◆ REQUIRED WORK ◆
Check each line below for the word "into", and copy those that have it.

____ STORED DATA

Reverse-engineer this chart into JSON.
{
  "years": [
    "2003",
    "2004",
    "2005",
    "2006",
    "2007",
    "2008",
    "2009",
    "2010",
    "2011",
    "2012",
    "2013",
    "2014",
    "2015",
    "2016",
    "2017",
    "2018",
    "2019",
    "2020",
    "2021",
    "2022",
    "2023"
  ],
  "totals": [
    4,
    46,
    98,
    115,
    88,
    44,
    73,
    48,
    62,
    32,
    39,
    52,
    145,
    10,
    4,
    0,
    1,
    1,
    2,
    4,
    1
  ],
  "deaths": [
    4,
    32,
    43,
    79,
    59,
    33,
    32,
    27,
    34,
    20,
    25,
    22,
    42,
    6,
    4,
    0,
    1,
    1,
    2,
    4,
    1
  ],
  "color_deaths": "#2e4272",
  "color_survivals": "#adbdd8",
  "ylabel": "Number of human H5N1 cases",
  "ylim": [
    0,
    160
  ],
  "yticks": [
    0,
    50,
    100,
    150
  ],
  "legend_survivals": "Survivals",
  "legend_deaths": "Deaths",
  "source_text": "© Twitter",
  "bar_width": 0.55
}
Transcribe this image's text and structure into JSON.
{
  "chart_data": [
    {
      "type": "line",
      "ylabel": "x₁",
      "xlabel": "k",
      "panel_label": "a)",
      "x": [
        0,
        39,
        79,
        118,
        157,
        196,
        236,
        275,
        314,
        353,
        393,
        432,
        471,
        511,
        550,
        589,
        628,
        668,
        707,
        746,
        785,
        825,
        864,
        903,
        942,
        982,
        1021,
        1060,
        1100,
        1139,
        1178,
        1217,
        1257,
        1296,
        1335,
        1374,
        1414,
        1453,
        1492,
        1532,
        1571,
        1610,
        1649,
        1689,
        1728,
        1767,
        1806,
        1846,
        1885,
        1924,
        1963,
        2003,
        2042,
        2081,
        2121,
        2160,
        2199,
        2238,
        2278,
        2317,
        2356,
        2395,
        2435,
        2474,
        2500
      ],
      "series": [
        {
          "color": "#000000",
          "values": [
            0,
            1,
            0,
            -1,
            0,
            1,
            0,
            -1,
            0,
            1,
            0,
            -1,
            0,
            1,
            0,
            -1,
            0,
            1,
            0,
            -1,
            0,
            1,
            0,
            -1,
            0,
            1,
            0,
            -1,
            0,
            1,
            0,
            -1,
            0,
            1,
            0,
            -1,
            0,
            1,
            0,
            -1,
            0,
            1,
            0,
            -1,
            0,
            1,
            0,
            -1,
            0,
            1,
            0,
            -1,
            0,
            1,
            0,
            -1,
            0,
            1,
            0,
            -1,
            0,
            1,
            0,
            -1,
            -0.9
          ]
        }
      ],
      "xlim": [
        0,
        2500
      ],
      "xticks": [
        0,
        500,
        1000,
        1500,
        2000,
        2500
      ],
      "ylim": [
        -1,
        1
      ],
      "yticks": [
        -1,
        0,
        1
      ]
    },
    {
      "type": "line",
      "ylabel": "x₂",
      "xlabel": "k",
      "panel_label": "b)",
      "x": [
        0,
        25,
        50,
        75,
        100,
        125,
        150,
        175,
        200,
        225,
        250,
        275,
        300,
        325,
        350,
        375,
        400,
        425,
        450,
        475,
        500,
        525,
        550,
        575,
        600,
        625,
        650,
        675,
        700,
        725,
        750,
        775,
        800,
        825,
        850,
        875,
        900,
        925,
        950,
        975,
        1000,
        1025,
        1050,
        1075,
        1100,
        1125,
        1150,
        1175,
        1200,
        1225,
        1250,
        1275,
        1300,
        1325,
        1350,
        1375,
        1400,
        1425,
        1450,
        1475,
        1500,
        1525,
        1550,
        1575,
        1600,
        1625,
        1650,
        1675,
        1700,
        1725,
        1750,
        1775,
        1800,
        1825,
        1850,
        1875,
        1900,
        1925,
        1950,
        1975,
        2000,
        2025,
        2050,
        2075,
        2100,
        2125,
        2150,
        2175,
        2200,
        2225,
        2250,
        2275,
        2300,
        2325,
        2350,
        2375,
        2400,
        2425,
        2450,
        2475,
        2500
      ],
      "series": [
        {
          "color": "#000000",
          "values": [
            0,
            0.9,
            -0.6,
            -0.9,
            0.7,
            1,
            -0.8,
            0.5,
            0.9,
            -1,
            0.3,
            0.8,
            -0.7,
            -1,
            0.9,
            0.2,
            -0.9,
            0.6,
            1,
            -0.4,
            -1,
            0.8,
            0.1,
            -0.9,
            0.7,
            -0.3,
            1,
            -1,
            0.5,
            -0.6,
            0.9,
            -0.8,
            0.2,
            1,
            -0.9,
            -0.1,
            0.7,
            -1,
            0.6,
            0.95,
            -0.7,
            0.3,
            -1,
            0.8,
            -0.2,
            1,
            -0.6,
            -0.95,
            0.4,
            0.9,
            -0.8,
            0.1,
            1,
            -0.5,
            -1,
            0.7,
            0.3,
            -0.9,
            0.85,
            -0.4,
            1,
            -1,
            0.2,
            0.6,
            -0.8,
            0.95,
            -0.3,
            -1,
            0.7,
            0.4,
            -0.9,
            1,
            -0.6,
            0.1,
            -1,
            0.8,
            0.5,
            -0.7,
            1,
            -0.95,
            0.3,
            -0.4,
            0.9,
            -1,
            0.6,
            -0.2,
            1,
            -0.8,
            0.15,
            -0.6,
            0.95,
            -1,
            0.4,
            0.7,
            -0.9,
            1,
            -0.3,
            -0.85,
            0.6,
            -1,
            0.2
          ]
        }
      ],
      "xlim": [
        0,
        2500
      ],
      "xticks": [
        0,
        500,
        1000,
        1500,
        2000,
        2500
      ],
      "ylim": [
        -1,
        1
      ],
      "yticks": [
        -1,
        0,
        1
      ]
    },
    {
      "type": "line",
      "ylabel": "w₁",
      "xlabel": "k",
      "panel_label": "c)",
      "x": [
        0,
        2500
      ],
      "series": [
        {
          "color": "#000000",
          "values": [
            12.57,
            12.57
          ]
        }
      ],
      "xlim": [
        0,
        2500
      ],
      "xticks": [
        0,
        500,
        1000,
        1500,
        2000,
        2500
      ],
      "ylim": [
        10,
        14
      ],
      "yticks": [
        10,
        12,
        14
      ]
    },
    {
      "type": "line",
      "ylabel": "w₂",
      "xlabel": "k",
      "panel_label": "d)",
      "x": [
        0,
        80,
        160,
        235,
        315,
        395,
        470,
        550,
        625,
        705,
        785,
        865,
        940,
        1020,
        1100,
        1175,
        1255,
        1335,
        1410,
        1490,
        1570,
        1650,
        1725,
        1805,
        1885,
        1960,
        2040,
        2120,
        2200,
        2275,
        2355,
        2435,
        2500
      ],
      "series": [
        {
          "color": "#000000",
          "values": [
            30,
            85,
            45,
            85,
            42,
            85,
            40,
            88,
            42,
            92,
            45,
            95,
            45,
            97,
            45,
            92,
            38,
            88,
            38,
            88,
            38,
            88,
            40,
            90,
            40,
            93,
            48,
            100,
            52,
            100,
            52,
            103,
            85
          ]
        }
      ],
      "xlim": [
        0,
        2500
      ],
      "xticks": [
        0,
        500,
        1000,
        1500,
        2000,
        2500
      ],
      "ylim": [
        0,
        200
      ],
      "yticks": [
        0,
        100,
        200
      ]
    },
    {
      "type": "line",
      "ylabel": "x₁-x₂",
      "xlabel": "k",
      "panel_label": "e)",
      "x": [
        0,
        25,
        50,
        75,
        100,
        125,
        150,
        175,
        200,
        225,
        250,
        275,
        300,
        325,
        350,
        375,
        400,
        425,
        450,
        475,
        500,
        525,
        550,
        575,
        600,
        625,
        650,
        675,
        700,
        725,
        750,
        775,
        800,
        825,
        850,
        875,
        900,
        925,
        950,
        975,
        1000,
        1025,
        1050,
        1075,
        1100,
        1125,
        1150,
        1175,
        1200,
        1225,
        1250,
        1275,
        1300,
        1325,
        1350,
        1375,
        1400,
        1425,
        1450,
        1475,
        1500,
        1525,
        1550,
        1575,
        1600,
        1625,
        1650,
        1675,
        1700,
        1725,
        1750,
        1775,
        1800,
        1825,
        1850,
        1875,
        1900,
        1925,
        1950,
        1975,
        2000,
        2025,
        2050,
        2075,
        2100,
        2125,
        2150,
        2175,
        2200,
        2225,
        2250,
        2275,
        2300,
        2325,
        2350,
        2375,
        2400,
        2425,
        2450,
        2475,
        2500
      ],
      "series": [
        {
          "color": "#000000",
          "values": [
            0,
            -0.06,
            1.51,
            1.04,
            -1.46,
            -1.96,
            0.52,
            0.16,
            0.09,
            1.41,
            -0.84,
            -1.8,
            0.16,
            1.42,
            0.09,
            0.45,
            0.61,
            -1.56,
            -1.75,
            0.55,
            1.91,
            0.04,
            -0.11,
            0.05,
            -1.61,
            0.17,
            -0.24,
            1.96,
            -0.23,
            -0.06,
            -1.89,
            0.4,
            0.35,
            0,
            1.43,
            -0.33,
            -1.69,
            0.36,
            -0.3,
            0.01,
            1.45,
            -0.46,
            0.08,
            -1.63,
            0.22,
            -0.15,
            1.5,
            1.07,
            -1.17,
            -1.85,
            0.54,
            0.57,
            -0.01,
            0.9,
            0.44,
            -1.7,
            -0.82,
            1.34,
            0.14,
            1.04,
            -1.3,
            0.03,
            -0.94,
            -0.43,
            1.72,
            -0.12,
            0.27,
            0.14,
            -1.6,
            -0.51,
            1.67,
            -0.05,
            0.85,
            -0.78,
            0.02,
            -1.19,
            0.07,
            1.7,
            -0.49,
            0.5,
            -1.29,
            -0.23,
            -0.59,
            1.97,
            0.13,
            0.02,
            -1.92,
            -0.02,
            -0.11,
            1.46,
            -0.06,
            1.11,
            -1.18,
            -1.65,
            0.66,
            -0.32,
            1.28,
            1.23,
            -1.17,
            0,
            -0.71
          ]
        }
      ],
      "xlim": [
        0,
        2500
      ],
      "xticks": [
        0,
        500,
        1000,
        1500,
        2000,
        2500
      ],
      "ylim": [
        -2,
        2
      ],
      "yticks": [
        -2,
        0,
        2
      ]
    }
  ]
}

________

◆ FINISHED ANSWER ◆
Reverse-engineer this chart into JSON.
Transcribe this image's text and structure into JSON.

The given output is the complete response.